● What you will do:
The records are to be restated in their entirety, word for word.

Rows from a figure dataset
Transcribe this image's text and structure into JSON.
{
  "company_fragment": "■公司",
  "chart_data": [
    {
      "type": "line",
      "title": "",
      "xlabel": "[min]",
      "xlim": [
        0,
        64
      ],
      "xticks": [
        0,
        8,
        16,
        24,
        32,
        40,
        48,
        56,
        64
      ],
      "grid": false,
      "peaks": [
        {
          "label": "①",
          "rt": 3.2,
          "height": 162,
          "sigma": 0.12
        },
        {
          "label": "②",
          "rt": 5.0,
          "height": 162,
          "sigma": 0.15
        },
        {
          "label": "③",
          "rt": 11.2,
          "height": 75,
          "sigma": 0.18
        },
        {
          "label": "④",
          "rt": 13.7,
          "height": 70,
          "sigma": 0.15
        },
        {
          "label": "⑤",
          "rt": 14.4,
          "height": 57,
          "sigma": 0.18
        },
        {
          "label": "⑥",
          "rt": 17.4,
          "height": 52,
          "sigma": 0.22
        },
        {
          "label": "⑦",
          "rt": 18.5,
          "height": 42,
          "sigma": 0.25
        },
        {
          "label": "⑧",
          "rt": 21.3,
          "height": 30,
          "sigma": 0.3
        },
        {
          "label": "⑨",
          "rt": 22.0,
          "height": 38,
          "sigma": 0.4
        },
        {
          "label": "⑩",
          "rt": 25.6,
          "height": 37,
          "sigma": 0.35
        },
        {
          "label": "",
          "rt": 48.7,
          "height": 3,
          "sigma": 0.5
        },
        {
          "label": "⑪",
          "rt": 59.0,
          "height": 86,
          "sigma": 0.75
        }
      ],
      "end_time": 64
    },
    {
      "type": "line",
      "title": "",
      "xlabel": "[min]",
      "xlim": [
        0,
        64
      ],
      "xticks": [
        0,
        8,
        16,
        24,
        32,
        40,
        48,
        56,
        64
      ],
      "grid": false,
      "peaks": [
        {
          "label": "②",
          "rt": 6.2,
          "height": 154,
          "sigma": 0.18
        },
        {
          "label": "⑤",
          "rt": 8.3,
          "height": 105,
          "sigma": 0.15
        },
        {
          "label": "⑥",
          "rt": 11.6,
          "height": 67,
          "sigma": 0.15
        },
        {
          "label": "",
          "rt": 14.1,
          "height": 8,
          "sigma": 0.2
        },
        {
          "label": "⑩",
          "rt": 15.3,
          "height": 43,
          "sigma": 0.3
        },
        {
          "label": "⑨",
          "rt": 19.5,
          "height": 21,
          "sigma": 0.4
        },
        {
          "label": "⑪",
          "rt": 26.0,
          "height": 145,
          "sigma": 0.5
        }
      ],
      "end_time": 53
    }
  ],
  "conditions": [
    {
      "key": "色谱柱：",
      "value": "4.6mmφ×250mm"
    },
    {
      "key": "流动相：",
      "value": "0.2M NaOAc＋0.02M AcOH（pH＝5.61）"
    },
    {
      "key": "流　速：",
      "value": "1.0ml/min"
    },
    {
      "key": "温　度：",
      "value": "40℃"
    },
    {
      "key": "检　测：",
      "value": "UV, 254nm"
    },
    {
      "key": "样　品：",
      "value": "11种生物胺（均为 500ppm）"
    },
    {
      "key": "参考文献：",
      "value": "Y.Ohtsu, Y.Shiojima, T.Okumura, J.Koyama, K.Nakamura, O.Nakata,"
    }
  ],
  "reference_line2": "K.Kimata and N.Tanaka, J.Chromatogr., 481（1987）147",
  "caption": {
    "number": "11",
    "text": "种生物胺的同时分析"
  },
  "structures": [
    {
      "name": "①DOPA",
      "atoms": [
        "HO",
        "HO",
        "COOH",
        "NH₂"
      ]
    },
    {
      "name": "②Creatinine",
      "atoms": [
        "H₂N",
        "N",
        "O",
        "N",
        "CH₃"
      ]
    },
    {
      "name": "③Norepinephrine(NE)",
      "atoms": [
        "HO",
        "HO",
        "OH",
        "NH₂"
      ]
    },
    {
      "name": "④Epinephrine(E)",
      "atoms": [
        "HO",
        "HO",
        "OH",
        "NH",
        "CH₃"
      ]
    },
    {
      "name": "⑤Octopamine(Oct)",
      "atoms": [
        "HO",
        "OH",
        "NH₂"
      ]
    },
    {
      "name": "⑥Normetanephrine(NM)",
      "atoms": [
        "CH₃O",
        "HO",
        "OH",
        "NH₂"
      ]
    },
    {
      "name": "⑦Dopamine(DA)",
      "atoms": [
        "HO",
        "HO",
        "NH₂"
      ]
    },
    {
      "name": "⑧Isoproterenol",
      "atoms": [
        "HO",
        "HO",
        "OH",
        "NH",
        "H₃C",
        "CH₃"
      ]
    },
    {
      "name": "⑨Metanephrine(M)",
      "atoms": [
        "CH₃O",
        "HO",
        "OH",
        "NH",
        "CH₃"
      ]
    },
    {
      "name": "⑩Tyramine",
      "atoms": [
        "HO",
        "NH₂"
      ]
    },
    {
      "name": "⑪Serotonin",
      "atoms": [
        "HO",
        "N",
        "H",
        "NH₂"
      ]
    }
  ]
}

● Exercise answer:
Transcribe this image's text and structure into JSON.
{
  "company_fragment": "■公司",
  "chart_data": [
    {
      "type": "line",
      "title": "",
      "xlabel": "[min]",
      "xlim": [
        0,
        64
      ],
      "xticks": [
        0,
        8,
        16,
        24,
        32,
        40,
        48,
        56,
        64
      ],
      "grid": false,
      "peaks": [
        {
          "label": "①",
          "rt": 3.2,
          "height": 162,
          "sigma": 0.12
        },
        {
          "label": "②",
          "rt": 5.0,
          "height": 162,
          "sigma": 0.15
        },
        {
          "label": "③",
          "rt": 11.2,
          "height": 75,
          "sigma": 0.18
        },
        {
          "label": "④",
          "rt": 13.7,
          "height": 70,
          "sigma": 0.15
        },
        {
          "label": "⑤",
          "rt": 14.4,
          "height": 57,
          "sigma": 0.18
        },
        {
          "label": "⑥",
          "rt": 17.4,
          "height": 52,
          "sigma": 0.22
        },
        {
          "label": "⑦",
          "rt": 18.5,
          "height": 42,
          "sigma": 0.25
        },
        {
          "label": "⑧",
          "rt": 21.3,
          "height": 30,
          "sigma": 0.3
        },
        {
          "label": "⑨",
          "rt": 22.0,
          "height": 38,
          "sigma": 0.4
        },
        {
          "label": "⑩",
          "rt": 25.6,
          "height": 37,
          "sigma": 0.35
        },
        {
          "label": "",
          "rt": 48.7,
          "height": 3,
          "sigma": 0.5
        },
        {
          "label": "⑪",
          "rt": 59.0,
          "height": 86,
          "sigma": 0.75
        }
      ],
      "end_time": 64
    },
    {
      "type": "line",
      "title": "",
      "xlabel": "[min]",
      "xlim": [
        0,
        64
      ],
      "xticks": [
        0,
        8,
        16,
        24,
        32,
        40,
        48,
        56,
        64
      ],
      "grid": false,
      "peaks": [
        {
          "label": "②",
          "rt": 6.2,
          "height": 154,
          "sigma": 0.18
        },
        {
          "label": "⑤",
          "rt": 8.3,
          "height": 105,
          "sigma": 0.15
        },
        {
          "label": "⑥",
          "rt": 11.6,
          "height": 67,
          "sigma": 0.15
        },
        {
          "label": "",
          "rt": 14.1,
          "height": 8,
          "sigma": 0.2
        },
        {
          "label": "⑩",
          "rt": 15.3,
          "height": 43,
          "sigma": 0.3
        },
        {
          "label": "⑨",
          "rt": 19.5,
          "height": 21,
          "sigma": 0.4
        },
        {
          "label": "⑪",
          "rt": 26.0,
          "height": 145,
          "sigma": 0.5
        }
      ],
      "end_time": 53
    }
  ],
  "conditions": [
    {
      "key": "色谱柱：",
      "value": "4.6mmφ×250mm"
    },
    {
      "key": "流动相：",
      "value": "0.2M NaOAc＋0.02M AcOH（pH＝5.61）"
    },
    {
      "key": "流　速：",
      "value": "1.0ml/min"
    },
    {
      "key": "温　度：",
      "value": "40℃"
    },
    {
      "key": "检　测：",
      "value": "UV, 254nm"
    },
    {
      "key": "样　品：",
      "value": "11种生物胺（均为 500ppm）"
    },
    {
      "key": "参考文献：",
      "value": "Y.Ohtsu, Y.Shiojima, T.Okumura, J.Koyama, K.Nakamura, O.Nakata,"
    }
  ],
  "reference_line2": "K.Kimata and N.Tanaka, J.Chromatogr., 481（1987）147",
  "caption": {
    "number": "11",
    "text": "种生物胺的同时分析"
  },
  "structures": [
    {
      "name": "①DOPA",
      "atoms": [
        "HO",
        "HO",
        "COOH",
        "NH₂"
      ]
    },
    {
      "name": "②Creatinine",
      "atoms": [
        "H₂N",
        "N",
        "O",
        "N",
        "CH₃"
      ]
    },
    {
      "name": "③Norepinephrine(NE)",
      "atoms": [
        "HO",
        "HO",
        "OH",
        "NH₂"
      ]
    },
    {
      "name": "④Epinephrine(E)",
      "atoms": [
        "HO",
        "HO",
        "OH",
        "NH",
        "CH₃"
      ]
    },
    {
      "name": "⑤Octopamine(Oct)",
      "atoms": [
        "HO",
        "OH",
        "NH₂"
      ]
    },
    {
      "name": "⑥Normetanephrine(NM)",
      "atoms": [
        "CH₃O",
        "HO",
        "OH",
        "NH₂"
      ]
    },
    {
      "name": "⑦Dopamine(DA)",
      "atoms": [
        "HO",
        "HO",
        "NH₂"
      ]
    },
    {
      "name": "⑧Isoproterenol",
      "atoms": [
        "HO",
        "HO",
        "OH",
        "NH",
        "H₃C",
        "CH₃"
      ]
    },
    {
      "name": "⑨Metanephrine(M)",
      "atoms": [
        "CH₃O",
        "HO",
        "OH",
        "NH",
        "CH₃"
      ]
    },
    {
      "name": "⑩Tyramine",
      "atoms": [
        "HO",
        "NH₂"
      ]
    },
    {
      "name": "⑪Serotonin",
      "atoms": [
        "HO",
        "N",
        "H",
        "NH₂"
      ]
    }
  ]
}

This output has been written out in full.